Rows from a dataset
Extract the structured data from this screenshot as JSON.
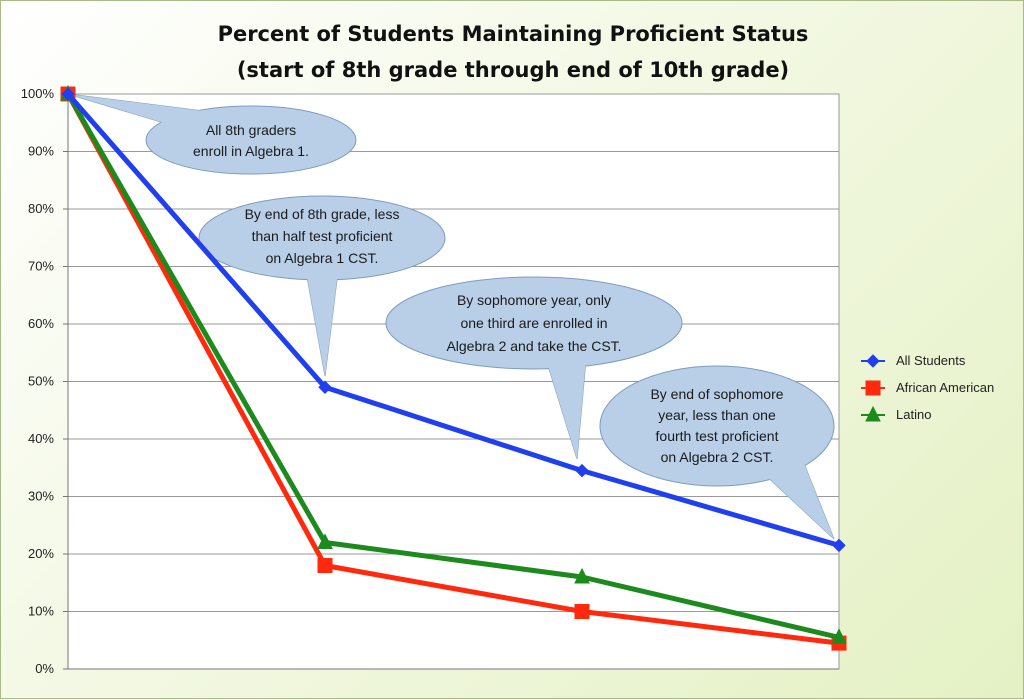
{
  "chart_data": {
    "type": "line",
    "title": [
      "Percent of Students Maintaining Proficient Status",
      "(start of 8th grade through end of 10th grade)"
    ],
    "x": [
      1,
      2,
      3,
      4
    ],
    "xlabel": "",
    "ylabel": "",
    "ylim": [
      0,
      100
    ],
    "yticks": [
      "0%",
      "10%",
      "20%",
      "30%",
      "40%",
      "50%",
      "60%",
      "70%",
      "80%",
      "90%",
      "100%"
    ],
    "grid": true,
    "legend_position": "right",
    "series": [
      {
        "name": "All Students",
        "values": [
          100,
          49,
          34.5,
          21.5
        ],
        "color": "#1f3ff0",
        "marker": "diamond"
      },
      {
        "name": "African American",
        "values": [
          100,
          18,
          10,
          4.5
        ],
        "color": "#ff2a0e",
        "marker": "square"
      },
      {
        "name": "Latino",
        "values": [
          100,
          22,
          16,
          5.5
        ],
        "color": "#1d8a1d",
        "marker": "triangle"
      }
    ],
    "annotations": [
      {
        "lines": [
          "All 8th graders",
          "enroll in Algebra 1."
        ]
      },
      {
        "lines": [
          "By end of 8th grade, less",
          "than half test proficient",
          "on Algebra 1 CST."
        ]
      },
      {
        "lines": [
          "By sophomore year, only",
          "one third are enrolled in",
          "Algebra 2 and take the CST."
        ]
      },
      {
        "lines": [
          "By end of sophomore",
          "year, less than one",
          "fourth test proficient",
          "on Algebra 2 CST."
        ]
      }
    ]
  }
}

To be done
Gather each line in the data that holds the string "sophomore".

Complete output
          "By sophomore year, only",
          "By end of sophomore",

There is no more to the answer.